[Exercise data]:
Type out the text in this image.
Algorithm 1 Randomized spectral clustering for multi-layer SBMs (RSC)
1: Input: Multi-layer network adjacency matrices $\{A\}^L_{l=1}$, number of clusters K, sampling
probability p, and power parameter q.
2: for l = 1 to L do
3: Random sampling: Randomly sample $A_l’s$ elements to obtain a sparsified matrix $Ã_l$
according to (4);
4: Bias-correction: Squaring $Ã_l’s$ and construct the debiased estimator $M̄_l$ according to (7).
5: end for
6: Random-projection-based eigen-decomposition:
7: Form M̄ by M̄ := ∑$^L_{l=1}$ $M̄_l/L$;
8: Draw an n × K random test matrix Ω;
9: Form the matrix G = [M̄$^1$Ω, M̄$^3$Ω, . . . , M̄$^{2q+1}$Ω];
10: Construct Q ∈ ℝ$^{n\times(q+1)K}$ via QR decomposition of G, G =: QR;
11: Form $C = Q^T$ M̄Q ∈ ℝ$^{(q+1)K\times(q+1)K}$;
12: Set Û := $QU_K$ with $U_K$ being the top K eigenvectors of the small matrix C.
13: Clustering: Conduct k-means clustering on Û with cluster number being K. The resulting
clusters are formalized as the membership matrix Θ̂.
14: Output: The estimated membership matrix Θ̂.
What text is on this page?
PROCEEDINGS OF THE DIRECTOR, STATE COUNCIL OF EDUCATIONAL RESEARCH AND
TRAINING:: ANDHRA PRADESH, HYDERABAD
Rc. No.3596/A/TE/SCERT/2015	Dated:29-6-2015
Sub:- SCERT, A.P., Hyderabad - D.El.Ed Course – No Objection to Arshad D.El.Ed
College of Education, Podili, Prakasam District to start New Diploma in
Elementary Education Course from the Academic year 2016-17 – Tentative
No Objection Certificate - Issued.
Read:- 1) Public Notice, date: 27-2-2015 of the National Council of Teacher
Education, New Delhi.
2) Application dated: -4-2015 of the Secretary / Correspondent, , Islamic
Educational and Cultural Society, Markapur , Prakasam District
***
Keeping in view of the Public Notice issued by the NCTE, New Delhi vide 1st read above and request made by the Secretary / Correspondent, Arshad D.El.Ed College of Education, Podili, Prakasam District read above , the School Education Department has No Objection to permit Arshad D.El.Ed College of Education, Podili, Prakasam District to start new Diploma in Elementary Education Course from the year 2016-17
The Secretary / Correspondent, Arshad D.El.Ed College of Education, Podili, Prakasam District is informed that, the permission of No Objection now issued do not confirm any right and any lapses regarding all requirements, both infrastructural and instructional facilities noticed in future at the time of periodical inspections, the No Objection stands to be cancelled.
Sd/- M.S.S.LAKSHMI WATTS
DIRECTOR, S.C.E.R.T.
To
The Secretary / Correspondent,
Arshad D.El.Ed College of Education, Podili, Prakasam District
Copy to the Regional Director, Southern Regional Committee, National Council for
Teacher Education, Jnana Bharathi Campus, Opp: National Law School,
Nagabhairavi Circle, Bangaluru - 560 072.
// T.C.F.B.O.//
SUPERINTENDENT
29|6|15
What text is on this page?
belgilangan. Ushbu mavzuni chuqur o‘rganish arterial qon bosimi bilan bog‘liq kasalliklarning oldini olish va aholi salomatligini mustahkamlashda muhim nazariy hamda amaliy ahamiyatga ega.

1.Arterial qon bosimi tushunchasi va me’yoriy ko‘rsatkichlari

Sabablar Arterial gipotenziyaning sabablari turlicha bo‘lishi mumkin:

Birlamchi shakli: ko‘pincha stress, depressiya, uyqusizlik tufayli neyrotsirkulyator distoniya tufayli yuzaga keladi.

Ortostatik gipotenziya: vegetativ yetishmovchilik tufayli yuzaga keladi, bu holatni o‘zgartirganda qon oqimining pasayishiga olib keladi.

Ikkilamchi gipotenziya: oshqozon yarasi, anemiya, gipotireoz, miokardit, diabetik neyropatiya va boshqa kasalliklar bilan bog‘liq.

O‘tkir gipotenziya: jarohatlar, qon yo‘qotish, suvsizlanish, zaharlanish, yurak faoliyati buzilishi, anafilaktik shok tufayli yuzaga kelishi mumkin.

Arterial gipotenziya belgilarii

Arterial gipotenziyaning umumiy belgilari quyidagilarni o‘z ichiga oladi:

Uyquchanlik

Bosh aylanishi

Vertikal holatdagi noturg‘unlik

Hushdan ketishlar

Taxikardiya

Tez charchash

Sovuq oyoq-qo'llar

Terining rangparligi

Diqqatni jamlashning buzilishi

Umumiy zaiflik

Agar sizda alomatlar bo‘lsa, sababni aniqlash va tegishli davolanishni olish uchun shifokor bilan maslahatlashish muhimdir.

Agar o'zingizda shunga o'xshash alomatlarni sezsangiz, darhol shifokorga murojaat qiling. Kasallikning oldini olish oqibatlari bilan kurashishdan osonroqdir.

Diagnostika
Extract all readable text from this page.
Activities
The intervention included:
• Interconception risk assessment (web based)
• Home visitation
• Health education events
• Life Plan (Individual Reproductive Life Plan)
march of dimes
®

[Task details]: Word for word, extract all the records.

[Completed exercise]:
Type out the text in this image.
Algorithm 1 Randomized spectral clustering for multi-layer SBMs (RSC)
1: Input: Multi-layer network adjacency matrices $\{A\}^L_{l=1}$, number of clusters K, sampling
probability p, and power parameter q.
2: for l = 1 to L do
3: Random sampling: Randomly sample $A_l’s$ elements to obtain a sparsified matrix $Ã_l$
according to (4);
4: Bias-correction: Squaring $Ã_l’s$ and construct the debiased estimator $M̄_l$ according to (7).
5: end for
6: Random-projection-based eigen-decomposition:
7: Form M̄ by M̄ := ∑$^L_{l=1}$ $M̄_l/L$;
8: Draw an n × K random test matrix Ω;
9: Form the matrix G = [M̄$^1$Ω, M̄$^3$Ω, . . . , M̄$^{2q+1}$Ω];
10: Construct Q ∈ ℝ$^{n\times(q+1)K}$ via QR decomposition of G, G =: QR;
11: Form $C = Q^T$ M̄Q ∈ ℝ$^{(q+1)K\times(q+1)K}$;
12: Set Û := $QU_K$ with $U_K$ being the top K eigenvectors of the small matrix C.
13: Clustering: Conduct k-means clustering on Û with cluster number being K. The resulting
clusters are formalized as the membership matrix Θ̂.
14: Output: The estimated membership matrix Θ̂.
What text is on this page?
PROCEEDINGS OF THE DIRECTOR, STATE COUNCIL OF EDUCATIONAL RESEARCH AND
TRAINING:: ANDHRA PRADESH, HYDERABAD
Rc. No.3596/A/TE/SCERT/2015	Dated:29-6-2015
Sub:- SCERT, A.P., Hyderabad - D.El.Ed Course – No Objection to Arshad D.El.Ed
College of Education, Podili, Prakasam District to start New Diploma in
Elementary Education Course from the Academic year 2016-17 – Tentative
No Objection Certificate - Issued.
Read:- 1) Public Notice, date: 27-2-2015 of the National Council of Teacher
Education, New Delhi.
2) Application dated: -4-2015 of the Secretary / Correspondent, , Islamic
Educational and Cultural Society, Markapur , Prakasam District
***
Keeping in view of the Public Notice issued by the NCTE, New Delhi vide 1st read above and request made by the Secretary / Correspondent, Arshad D.El.Ed College of Education, Podili, Prakasam District read above , the School Education Department has No Objection to permit Arshad D.El.Ed College of Education, Podili, Prakasam District to start new Diploma in Elementary Education Course from the year 2016-17
The Secretary / Correspondent, Arshad D.El.Ed College of Education, Podili, Prakasam District is informed that, the permission of No Objection now issued do not confirm any right and any lapses regarding all requirements, both infrastructural and instructional facilities noticed in future at the time of periodical inspections, the No Objection stands to be cancelled.
Sd/- M.S.S.LAKSHMI WATTS
DIRECTOR, S.C.E.R.T.
To
The Secretary / Correspondent,
Arshad D.El.Ed College of Education, Podili, Prakasam District
Copy to the Regional Director, Southern Regional Committee, National Council for
Teacher Education, Jnana Bharathi Campus, Opp: National Law School,
Nagabhairavi Circle, Bangaluru - 560 072.
// T.C.F.B.O.//
SUPERINTENDENT
29|6|15
What text is on this page?
belgilangan. Ushbu mavzuni chuqur o‘rganish arterial qon bosimi bilan bog‘liq kasalliklarning oldini olish va aholi salomatligini mustahkamlashda muhim nazariy hamda amaliy ahamiyatga ega.

1.Arterial qon bosimi tushunchasi va me’yoriy ko‘rsatkichlari

Sabablar Arterial gipotenziyaning sabablari turlicha bo‘lishi mumkin:

Birlamchi shakli: ko‘pincha stress, depressiya, uyqusizlik tufayli neyrotsirkulyator distoniya tufayli yuzaga keladi.

Ortostatik gipotenziya: vegetativ yetishmovchilik tufayli yuzaga keladi, bu holatni o‘zgartirganda qon oqimining pasayishiga olib keladi.

Ikkilamchi gipotenziya: oshqozon yarasi, anemiya, gipotireoz, miokardit, diabetik neyropatiya va boshqa kasalliklar bilan bog‘liq.

O‘tkir gipotenziya: jarohatlar, qon yo‘qotish, suvsizlanish, zaharlanish, yurak faoliyati buzilishi, anafilaktik shok tufayli yuzaga kelishi mumkin.

Arterial gipotenziya belgilarii

Arterial gipotenziyaning umumiy belgilari quyidagilarni o‘z ichiga oladi:

Uyquchanlik

Bosh aylanishi

Vertikal holatdagi noturg‘unlik

Hushdan ketishlar

Taxikardiya

Tez charchash

Sovuq oyoq-qo'llar

Terining rangparligi

Diqqatni jamlashning buzilishi

Umumiy zaiflik

Agar sizda alomatlar bo‘lsa, sababni aniqlash va tegishli davolanishni olish uchun shifokor bilan maslahatlashish muhimdir.

Agar o'zingizda shunga o'xshash alomatlarni sezsangiz, darhol shifokorga murojaat qiling. Kasallikning oldini olish oqibatlari bilan kurashishdan osonroqdir.

Diagnostika
Extract all readable text from this page.
Activities
The intervention included:
• Interconception risk assessment (web based)
• Home visitation
• Health education events
• Life Plan (Individual Reproductive Life Plan)
march of dimes
®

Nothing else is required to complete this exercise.